__Work instructions__:
Look through the data below and report how many lines include "разгрузки". Only the number should be given.

__Exercise material__:
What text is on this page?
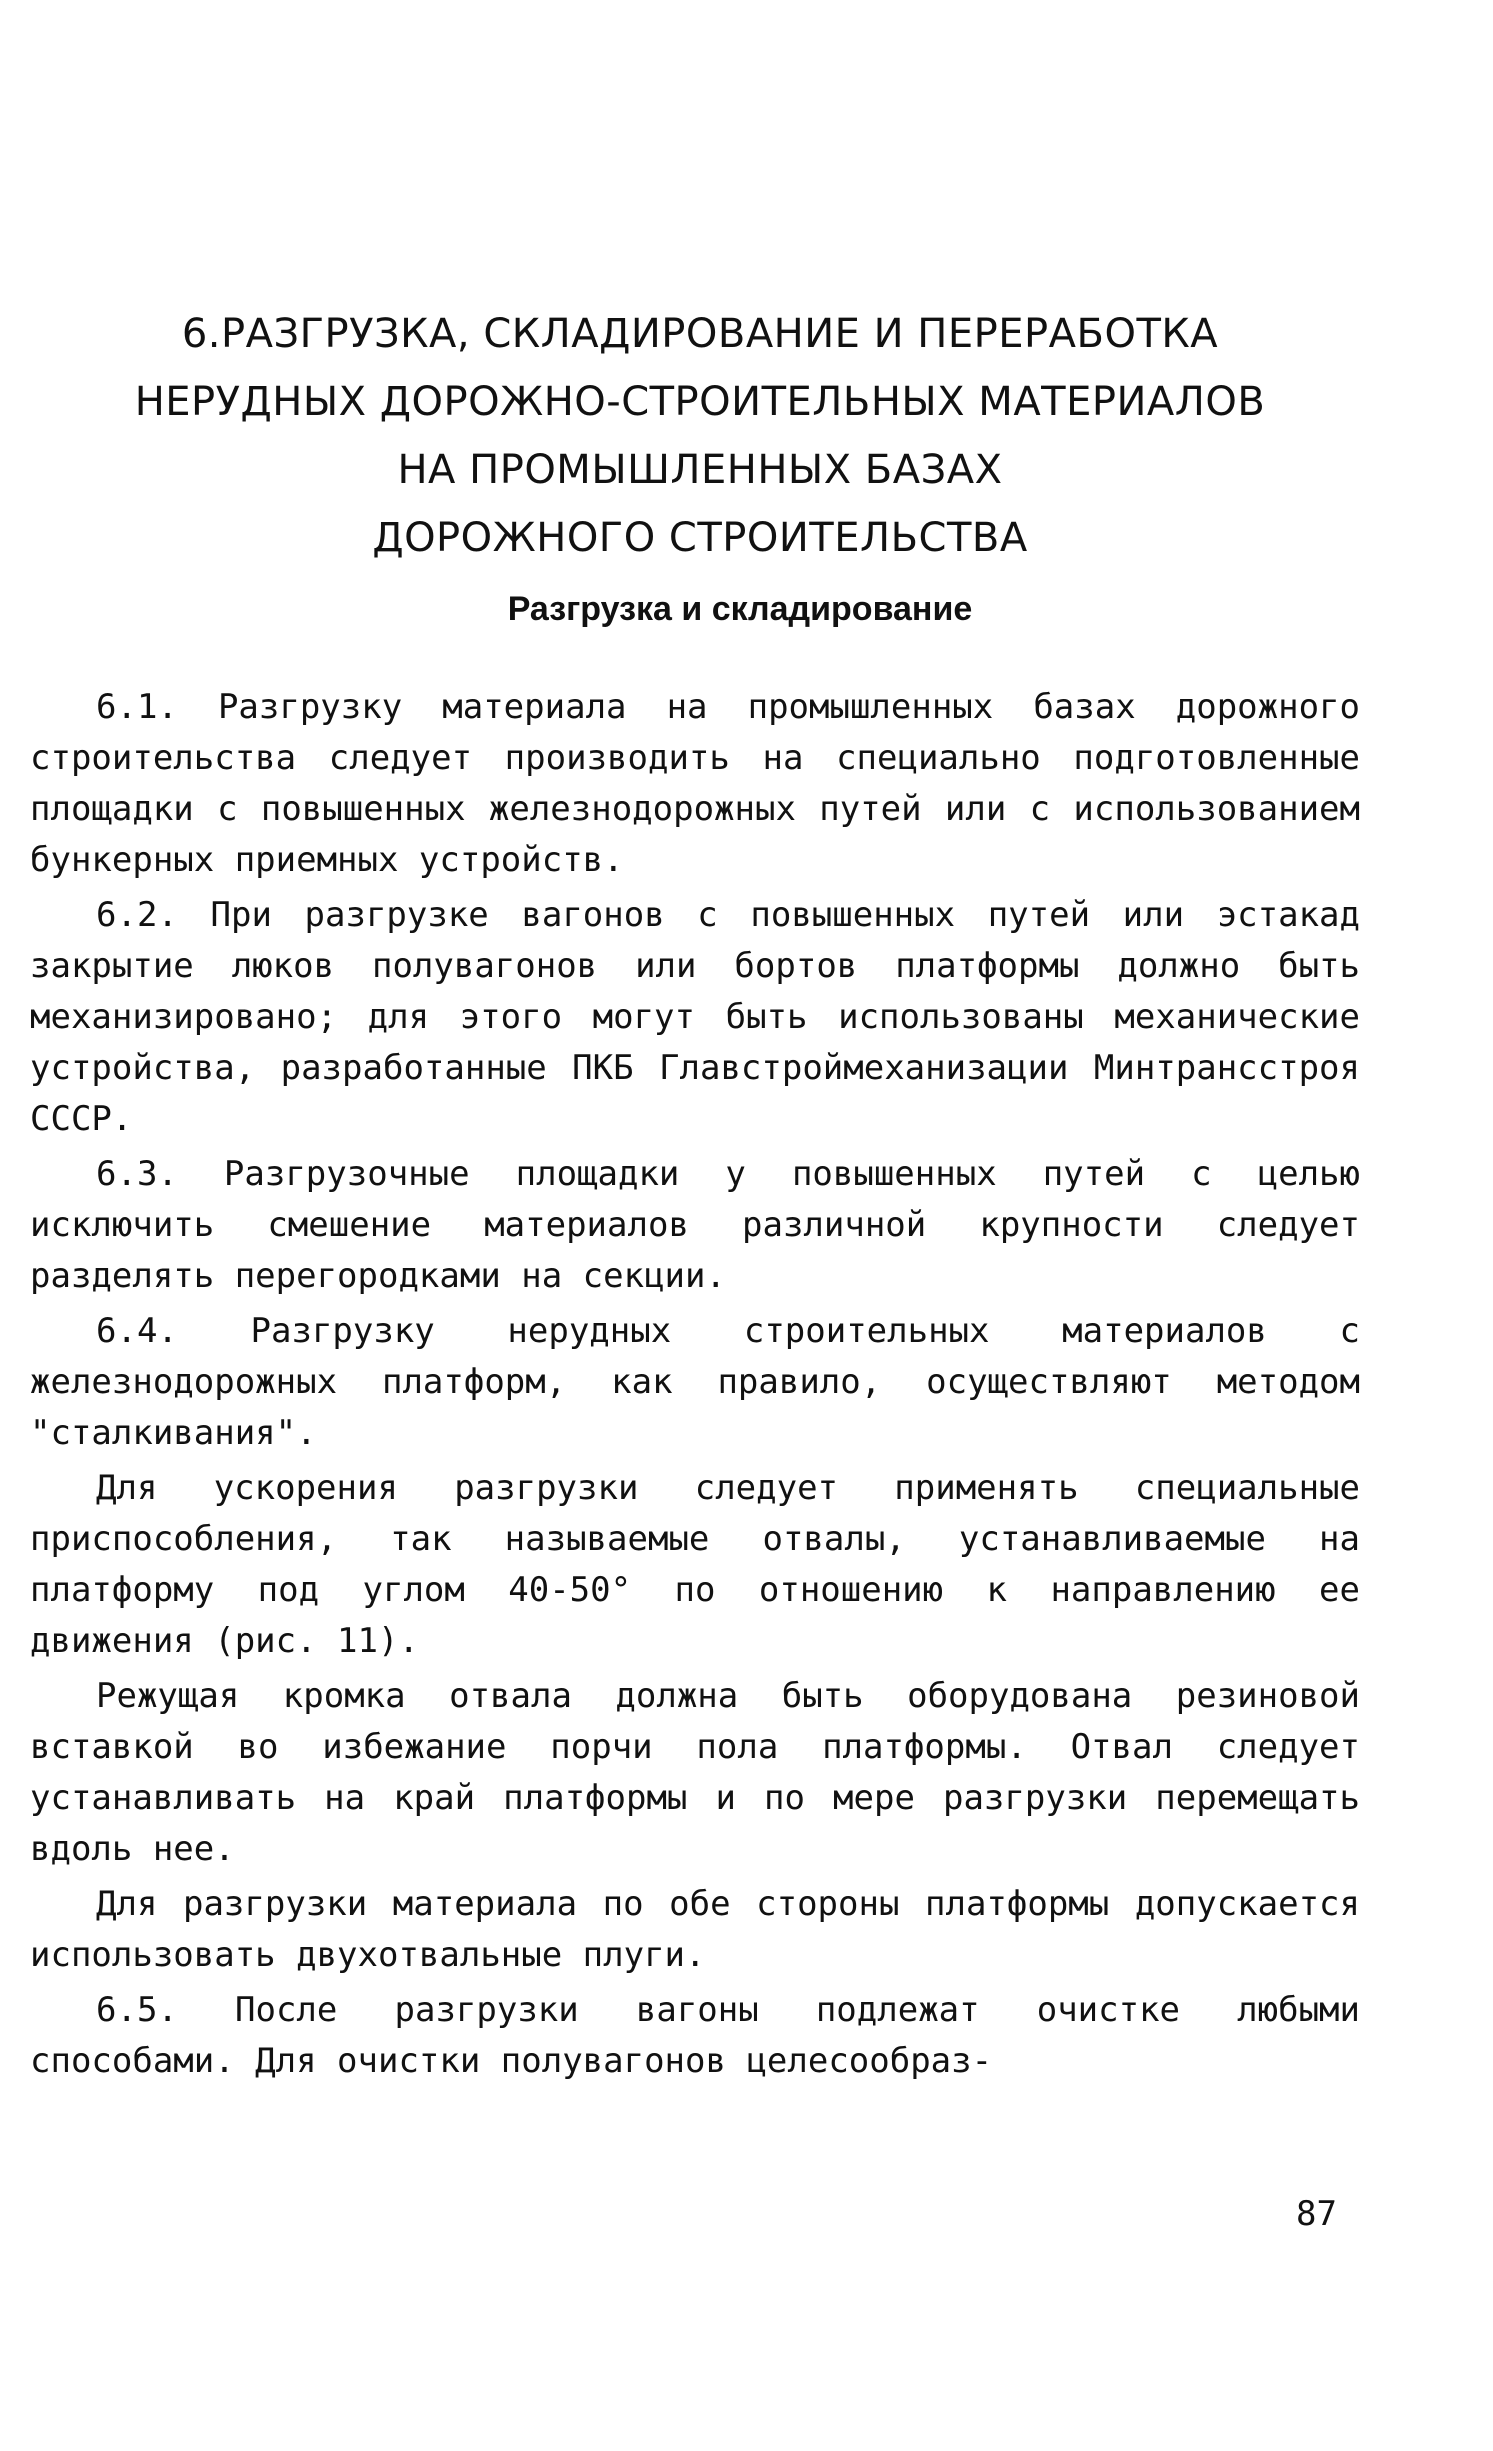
6.РАЗГРУЗКА, СКЛАДИРОВАНИЕ И ПЕРЕРАБОТКА
НЕРУДНЫХ ДОРОЖНО-СТРОИТЕЛЬНЫХ МАТЕРИАЛОВ
НА ПРОМЫШЛЕННЫХ БАЗАХ
ДОРОЖНОГО СТРОИТЕЛЬСТВА
Разгрузка и складирование

6.1. Разгрузку материала на промышленных базах дорожного строительства следует производить на специально подготовленные площадки с повышенных железнодорожных путей или с использованием бункерных приемных устройств.

6.2. При разгрузке вагонов с повышенных путей или эстакад закрытие люков полувагонов или бортов платформы должно быть механизировано; для этого могут быть использованы механические устройства, разработанные ПКБ Главстроймеханизации Минтрансстроя СССР.

6.3. Разгрузочные площадки у повышенных путей с целью исключить смешение материалов различной крупности следует разделять перегородками на секции.

6.4. Разгрузку нерудных строительных материалов с железнодорожных платформ, как правило, осуществляют методом "сталкивания".

Для ускорения разгрузки следует применять специальные приспособления, так называемые отвалы, устанавливаемые на платформу под углом 40-50° по отношению к направлению ее движения (рис. 11).

Режущая кромка отвала должна быть оборудована резиновой вставкой во избежание порчи пола платформы. Отвал следует устанавливать на край платформы и по мере разгрузки перемещать вдоль нее.

Для разгрузки материала по обе стороны платформы допускается использовать двухотвальные плуги.

6.5. После разгрузки вагоны подлежат очистке любыми способами. Для очистки полувагонов целесообраз-

87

__Finished answer__:
4